* [Selected extract]

▼

The Lanham Act allows for attorneys' fees in "exceptional" cases, 15 U.S.C. § 1117(a), which encompasses cases in which the acts of infringement are "malicious, fraudulent, deliberate or willful." Roulo v. Russ Berrie & Co., Inc., 886 F.2d 931, 942 (7th Cir. 1989), cert. denied, 493 U.S. 1075. The Seventh Circuit has held that "exceptional cases" include those involving willful violations by the defendant and egregious conduct by a party in litigation. TE-TA-MA Truth Foundation-Family of URI, Inc. v. World Church of the Creator, 392 F.3d 248 (7th Cir. 2004); Badger Meter, Inc. v. Grinnell Corp., 13 F.3d 1145 (7th Cir. 1994); Gorenstein Enterprises, Inc. v. Quality Care-USA, Inc., 874 F.2d 431, 435 (7th Cir. 1989) (upholding award of attorney's fees where defendant continued to use plaintiff's trademarks after termination of the franchise and licensing agreement). Plaintiff represents that it incurred $233,706.91 in attorneys' fees and costs in this matter from October 2010 through and including December 2011. See also 15 U.S.C. § 1117(a), Gorenstein Enters., Inc., 874 F.2d at 436; Sparks Tune-Up Centers, Inc, 1992 WL 368057, at *4. "A decision to award attorneys' fees under the Lanham Act is firmly committed to the district court's discretion." BASF Corp. v. Old World Trading Co., Inc., 41 F.3d 1081, 1099 (7th Cir. 1994) (citing Otis Clapp & Sons, Inc. v. Filmore Vitamin Co., 754 F.2d 738, 747 (7th Cir. 1985)); Roulo v. Russ Berrie, 886 F.2d at 942.

▲

* [What you need to do] Rewrite the paragraph beginning "The Lanham Act allows for attorneys' fees" from the attorneys' fees passage above as a shorter list, keeping its main facts.

* [Provided records]
▼

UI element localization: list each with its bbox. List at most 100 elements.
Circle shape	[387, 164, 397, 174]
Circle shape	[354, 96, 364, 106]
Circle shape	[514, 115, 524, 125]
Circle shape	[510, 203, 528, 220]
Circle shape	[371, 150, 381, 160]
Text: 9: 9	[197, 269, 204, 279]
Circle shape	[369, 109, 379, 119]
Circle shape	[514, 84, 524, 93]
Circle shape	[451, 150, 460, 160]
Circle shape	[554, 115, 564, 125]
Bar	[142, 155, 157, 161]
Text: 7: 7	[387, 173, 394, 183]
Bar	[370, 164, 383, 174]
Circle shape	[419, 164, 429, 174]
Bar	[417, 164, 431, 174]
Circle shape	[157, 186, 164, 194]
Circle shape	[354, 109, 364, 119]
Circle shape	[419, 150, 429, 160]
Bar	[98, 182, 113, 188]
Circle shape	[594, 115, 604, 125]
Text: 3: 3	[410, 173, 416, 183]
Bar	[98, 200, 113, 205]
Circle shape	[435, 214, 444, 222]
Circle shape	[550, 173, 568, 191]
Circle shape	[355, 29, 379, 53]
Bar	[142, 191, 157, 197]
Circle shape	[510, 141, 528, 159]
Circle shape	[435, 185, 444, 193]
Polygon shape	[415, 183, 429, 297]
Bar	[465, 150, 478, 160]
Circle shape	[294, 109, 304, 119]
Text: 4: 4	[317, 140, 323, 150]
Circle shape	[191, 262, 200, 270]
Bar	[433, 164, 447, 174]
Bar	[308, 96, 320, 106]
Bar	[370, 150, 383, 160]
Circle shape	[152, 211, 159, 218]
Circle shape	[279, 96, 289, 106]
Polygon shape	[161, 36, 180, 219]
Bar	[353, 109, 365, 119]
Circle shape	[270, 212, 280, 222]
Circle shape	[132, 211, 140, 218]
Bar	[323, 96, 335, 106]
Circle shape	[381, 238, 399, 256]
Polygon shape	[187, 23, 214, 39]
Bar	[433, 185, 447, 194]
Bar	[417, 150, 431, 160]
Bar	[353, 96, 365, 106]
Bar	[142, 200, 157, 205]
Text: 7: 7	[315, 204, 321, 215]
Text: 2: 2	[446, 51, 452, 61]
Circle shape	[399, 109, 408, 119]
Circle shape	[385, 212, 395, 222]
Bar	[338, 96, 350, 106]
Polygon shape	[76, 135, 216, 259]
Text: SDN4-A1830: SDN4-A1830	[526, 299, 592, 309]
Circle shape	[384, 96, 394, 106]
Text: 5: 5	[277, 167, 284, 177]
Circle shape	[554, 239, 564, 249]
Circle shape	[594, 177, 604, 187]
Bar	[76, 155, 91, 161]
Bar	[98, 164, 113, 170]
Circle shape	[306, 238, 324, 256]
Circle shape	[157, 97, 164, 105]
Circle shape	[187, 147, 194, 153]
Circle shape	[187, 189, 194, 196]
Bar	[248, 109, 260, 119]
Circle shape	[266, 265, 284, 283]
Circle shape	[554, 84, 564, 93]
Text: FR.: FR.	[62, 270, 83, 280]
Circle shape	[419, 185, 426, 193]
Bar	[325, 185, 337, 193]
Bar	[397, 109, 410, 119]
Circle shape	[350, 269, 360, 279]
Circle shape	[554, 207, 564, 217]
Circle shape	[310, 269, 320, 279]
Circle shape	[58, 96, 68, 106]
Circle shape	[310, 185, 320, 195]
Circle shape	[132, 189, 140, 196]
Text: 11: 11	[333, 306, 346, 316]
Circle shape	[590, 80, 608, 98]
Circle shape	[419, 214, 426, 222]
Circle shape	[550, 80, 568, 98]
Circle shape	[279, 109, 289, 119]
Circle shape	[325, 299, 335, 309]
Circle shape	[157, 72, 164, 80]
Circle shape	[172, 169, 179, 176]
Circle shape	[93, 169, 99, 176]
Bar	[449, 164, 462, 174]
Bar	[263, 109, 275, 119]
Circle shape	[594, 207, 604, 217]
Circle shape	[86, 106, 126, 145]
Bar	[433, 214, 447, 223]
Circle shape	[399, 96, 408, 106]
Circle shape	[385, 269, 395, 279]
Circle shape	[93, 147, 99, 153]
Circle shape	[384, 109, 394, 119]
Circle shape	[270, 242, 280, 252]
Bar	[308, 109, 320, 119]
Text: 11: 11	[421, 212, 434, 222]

▲

* [Output for this task]
- Under 15 U.S.C. § 1117(a), the Lanham Act allows attorneys' fees in "exceptional" cases. These include cases where the infringement is "malicious, fraudulent, deliberate or willful" (Roulo v. Russ Berrie & Co., 7th Cir. 1989).
- The Seventh Circuit counts willful violations by the defendant and egregious conduct by a party in litigation as exceptional (TE-TA-MA Truth Foundation, 2004; Badger Meter, 1994; Gorenstein Enterprises, 1989).
- In Gorenstein, a fee award was upheld because the defendant kept using the plaintiff's trademarks after the franchise and licensing agreement ended.
- Plaintiff states it incurred $233,706.91 in attorneys' fees and costs from October 2010 through December 2011.
- Whether to award fees under the Lanham Act is within the district court's discretion (BASF Corp. v. Old World Trading Co., 7th Cir. 1994).